> [TASK GOAL]: All lines in which the word "Rewrite" occurs are to be extracted.

[Dataset records]
================
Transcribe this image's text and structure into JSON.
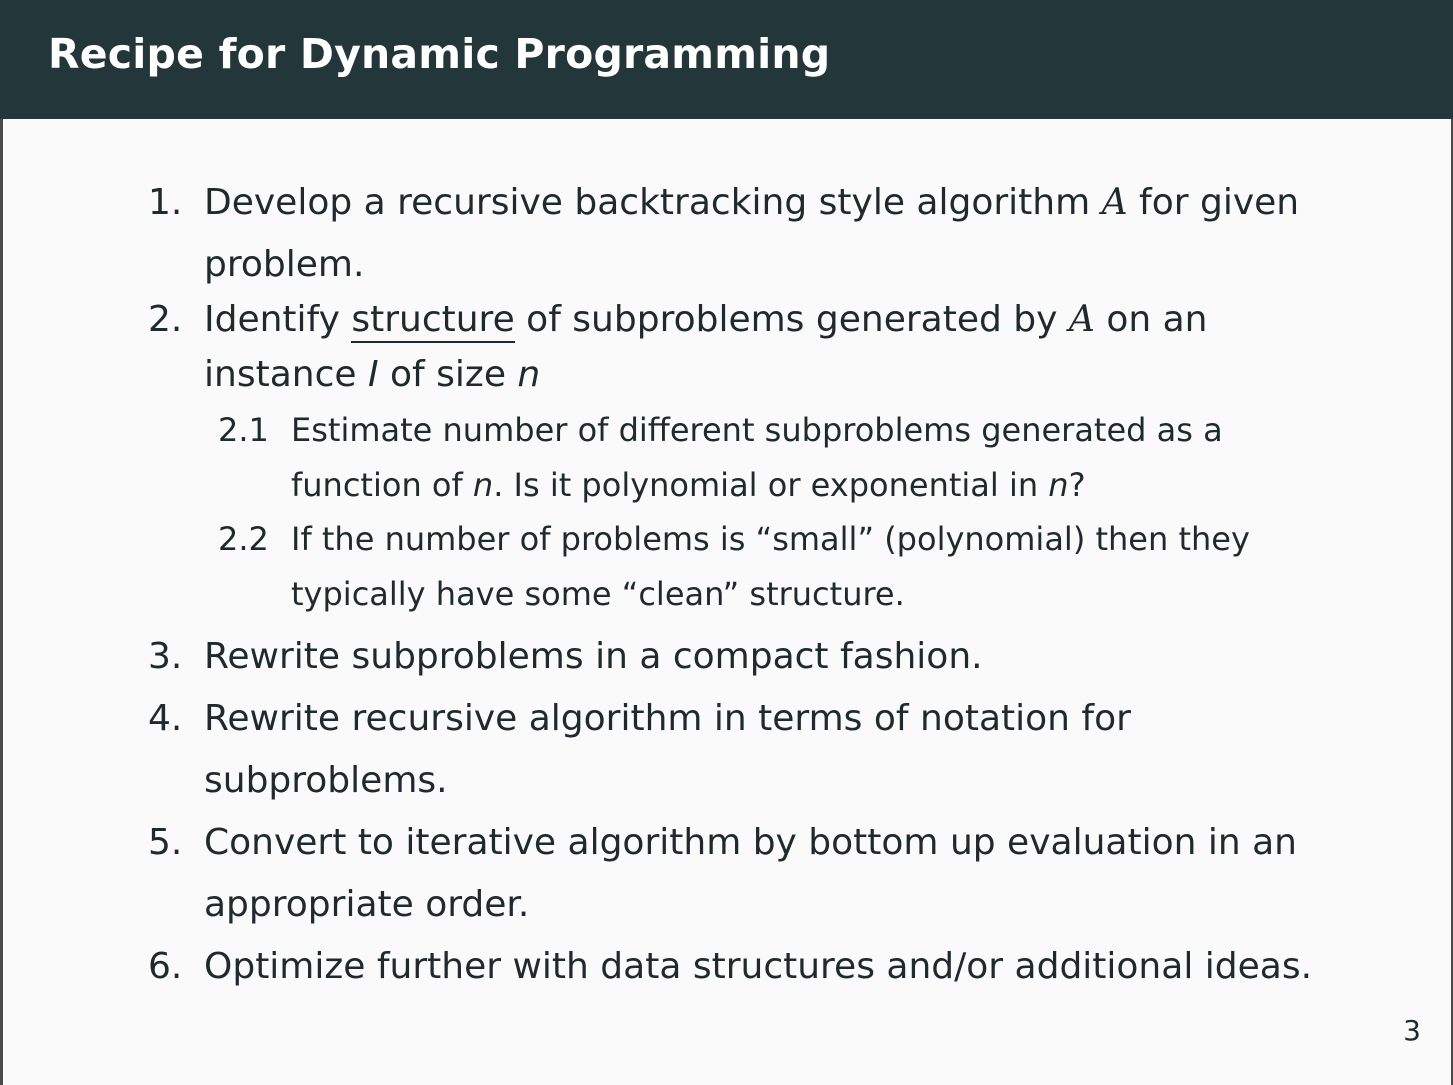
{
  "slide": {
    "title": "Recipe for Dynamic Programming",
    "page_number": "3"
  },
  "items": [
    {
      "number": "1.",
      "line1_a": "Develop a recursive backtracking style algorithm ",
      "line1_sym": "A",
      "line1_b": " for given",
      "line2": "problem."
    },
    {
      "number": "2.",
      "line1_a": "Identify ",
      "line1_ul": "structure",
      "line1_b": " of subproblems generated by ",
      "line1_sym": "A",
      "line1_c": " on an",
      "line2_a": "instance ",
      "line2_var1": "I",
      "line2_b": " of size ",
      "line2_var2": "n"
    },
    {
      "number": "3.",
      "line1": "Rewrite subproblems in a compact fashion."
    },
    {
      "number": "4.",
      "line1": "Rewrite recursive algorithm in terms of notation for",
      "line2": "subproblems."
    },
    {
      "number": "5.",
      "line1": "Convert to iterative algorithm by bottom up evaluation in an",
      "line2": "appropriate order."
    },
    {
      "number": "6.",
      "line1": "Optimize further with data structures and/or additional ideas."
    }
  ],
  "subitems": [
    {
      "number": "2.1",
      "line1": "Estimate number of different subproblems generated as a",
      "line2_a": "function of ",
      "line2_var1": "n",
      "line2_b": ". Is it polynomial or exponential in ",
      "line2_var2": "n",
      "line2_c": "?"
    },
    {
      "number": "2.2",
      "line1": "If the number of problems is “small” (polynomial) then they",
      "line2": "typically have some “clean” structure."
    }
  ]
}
================
> [RIGHT ANSWER]:
      "line1": "Rewrite subproblems in a compact fashion."
      "line1": "Rewrite recursive algorithm in terms of notation for",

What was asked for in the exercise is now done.